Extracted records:
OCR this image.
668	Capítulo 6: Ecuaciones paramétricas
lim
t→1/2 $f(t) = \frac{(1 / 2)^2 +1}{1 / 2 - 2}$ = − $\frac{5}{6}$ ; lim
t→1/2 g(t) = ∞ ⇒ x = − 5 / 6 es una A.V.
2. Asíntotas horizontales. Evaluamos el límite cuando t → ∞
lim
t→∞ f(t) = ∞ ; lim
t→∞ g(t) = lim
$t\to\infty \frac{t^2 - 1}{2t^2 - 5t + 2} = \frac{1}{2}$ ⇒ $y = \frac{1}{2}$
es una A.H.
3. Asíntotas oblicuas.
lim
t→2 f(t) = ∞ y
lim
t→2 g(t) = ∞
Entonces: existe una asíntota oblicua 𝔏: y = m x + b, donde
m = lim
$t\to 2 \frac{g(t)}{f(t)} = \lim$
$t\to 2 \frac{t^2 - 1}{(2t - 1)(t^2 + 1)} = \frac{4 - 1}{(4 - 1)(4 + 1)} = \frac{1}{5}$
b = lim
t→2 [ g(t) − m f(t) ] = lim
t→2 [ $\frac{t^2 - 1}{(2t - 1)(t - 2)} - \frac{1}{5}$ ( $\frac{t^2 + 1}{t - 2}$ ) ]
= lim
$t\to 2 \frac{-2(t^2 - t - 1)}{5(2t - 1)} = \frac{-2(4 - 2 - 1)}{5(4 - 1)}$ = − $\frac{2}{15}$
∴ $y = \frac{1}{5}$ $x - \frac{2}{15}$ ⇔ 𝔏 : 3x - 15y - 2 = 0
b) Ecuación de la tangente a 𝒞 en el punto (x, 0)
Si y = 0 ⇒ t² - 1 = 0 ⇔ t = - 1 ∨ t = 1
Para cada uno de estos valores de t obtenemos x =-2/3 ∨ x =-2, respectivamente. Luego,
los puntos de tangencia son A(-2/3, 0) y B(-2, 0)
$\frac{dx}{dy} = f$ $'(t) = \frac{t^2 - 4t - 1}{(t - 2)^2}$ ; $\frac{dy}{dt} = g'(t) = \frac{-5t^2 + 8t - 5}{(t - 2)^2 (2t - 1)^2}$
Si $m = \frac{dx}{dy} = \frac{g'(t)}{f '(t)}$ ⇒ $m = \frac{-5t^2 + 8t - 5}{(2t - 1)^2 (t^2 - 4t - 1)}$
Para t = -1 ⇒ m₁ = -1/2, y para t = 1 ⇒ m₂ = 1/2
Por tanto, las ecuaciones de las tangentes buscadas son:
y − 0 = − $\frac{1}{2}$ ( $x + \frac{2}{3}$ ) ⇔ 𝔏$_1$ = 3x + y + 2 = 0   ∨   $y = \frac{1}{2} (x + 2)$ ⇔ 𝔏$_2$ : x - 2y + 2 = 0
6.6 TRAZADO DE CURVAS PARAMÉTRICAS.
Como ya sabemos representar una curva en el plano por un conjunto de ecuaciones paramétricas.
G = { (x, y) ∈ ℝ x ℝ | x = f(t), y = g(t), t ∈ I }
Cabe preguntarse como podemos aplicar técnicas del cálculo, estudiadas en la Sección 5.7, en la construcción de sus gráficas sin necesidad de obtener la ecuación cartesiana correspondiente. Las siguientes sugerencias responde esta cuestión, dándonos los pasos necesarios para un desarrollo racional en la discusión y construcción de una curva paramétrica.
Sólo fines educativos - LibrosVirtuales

WORK REQUIRED -> Copy each record from above exactly, and include every line.

THE ANSWER ->
OCR this image.
668	Capítulo 6: Ecuaciones paramétricas
lim
t→1/2 $f(t) = \frac{(1 / 2)^2 +1}{1 / 2 - 2}$ = − $\frac{5}{6}$ ; lim
t→1/2 g(t) = ∞ ⇒ x = − 5 / 6 es una A.V.
2. Asíntotas horizontales. Evaluamos el límite cuando t → ∞
lim
t→∞ f(t) = ∞ ; lim
t→∞ g(t) = lim
$t\to\infty \frac{t^2 - 1}{2t^2 - 5t + 2} = \frac{1}{2}$ ⇒ $y = \frac{1}{2}$
es una A.H.
3. Asíntotas oblicuas.
lim
t→2 f(t) = ∞ y
lim
t→2 g(t) = ∞
Entonces: existe una asíntota oblicua 𝔏: y = m x + b, donde
m = lim
$t\to 2 \frac{g(t)}{f(t)} = \lim$
$t\to 2 \frac{t^2 - 1}{(2t - 1)(t^2 + 1)} = \frac{4 - 1}{(4 - 1)(4 + 1)} = \frac{1}{5}$
b = lim
t→2 [ g(t) − m f(t) ] = lim
t→2 [ $\frac{t^2 - 1}{(2t - 1)(t - 2)} - \frac{1}{5}$ ( $\frac{t^2 + 1}{t - 2}$ ) ]
= lim
$t\to 2 \frac{-2(t^2 - t - 1)}{5(2t - 1)} = \frac{-2(4 - 2 - 1)}{5(4 - 1)}$ = − $\frac{2}{15}$
∴ $y = \frac{1}{5}$ $x - \frac{2}{15}$ ⇔ 𝔏 : 3x - 15y - 2 = 0
b) Ecuación de la tangente a 𝒞 en el punto (x, 0)
Si y = 0 ⇒ t² - 1 = 0 ⇔ t = - 1 ∨ t = 1
Para cada uno de estos valores de t obtenemos x =-2/3 ∨ x =-2, respectivamente. Luego,
los puntos de tangencia son A(-2/3, 0) y B(-2, 0)
$\frac{dx}{dy} = f$ $'(t) = \frac{t^2 - 4t - 1}{(t - 2)^2}$ ; $\frac{dy}{dt} = g'(t) = \frac{-5t^2 + 8t - 5}{(t - 2)^2 (2t - 1)^2}$
Si $m = \frac{dx}{dy} = \frac{g'(t)}{f '(t)}$ ⇒ $m = \frac{-5t^2 + 8t - 5}{(2t - 1)^2 (t^2 - 4t - 1)}$
Para t = -1 ⇒ m₁ = -1/2, y para t = 1 ⇒ m₂ = 1/2
Por tanto, las ecuaciones de las tangentes buscadas son:
y − 0 = − $\frac{1}{2}$ ( $x + \frac{2}{3}$ ) ⇔ 𝔏$_1$ = 3x + y + 2 = 0   ∨   $y = \frac{1}{2} (x + 2)$ ⇔ 𝔏$_2$ : x - 2y + 2 = 0
6.6 TRAZADO DE CURVAS PARAMÉTRICAS.
Como ya sabemos representar una curva en el plano por un conjunto de ecuaciones paramétricas.
G = { (x, y) ∈ ℝ x ℝ | x = f(t), y = g(t), t ∈ I }
Cabe preguntarse como podemos aplicar técnicas del cálculo, estudiadas en la Sección 5.7, en la construcción de sus gráficas sin necesidad de obtener la ecuación cartesiana correspondiente. Las siguientes sugerencias responde esta cuestión, dándonos los pasos necesarios para un desarrollo racional en la discusión y construcción de una curva paramétrica.
Sólo fines educativos - LibrosVirtuales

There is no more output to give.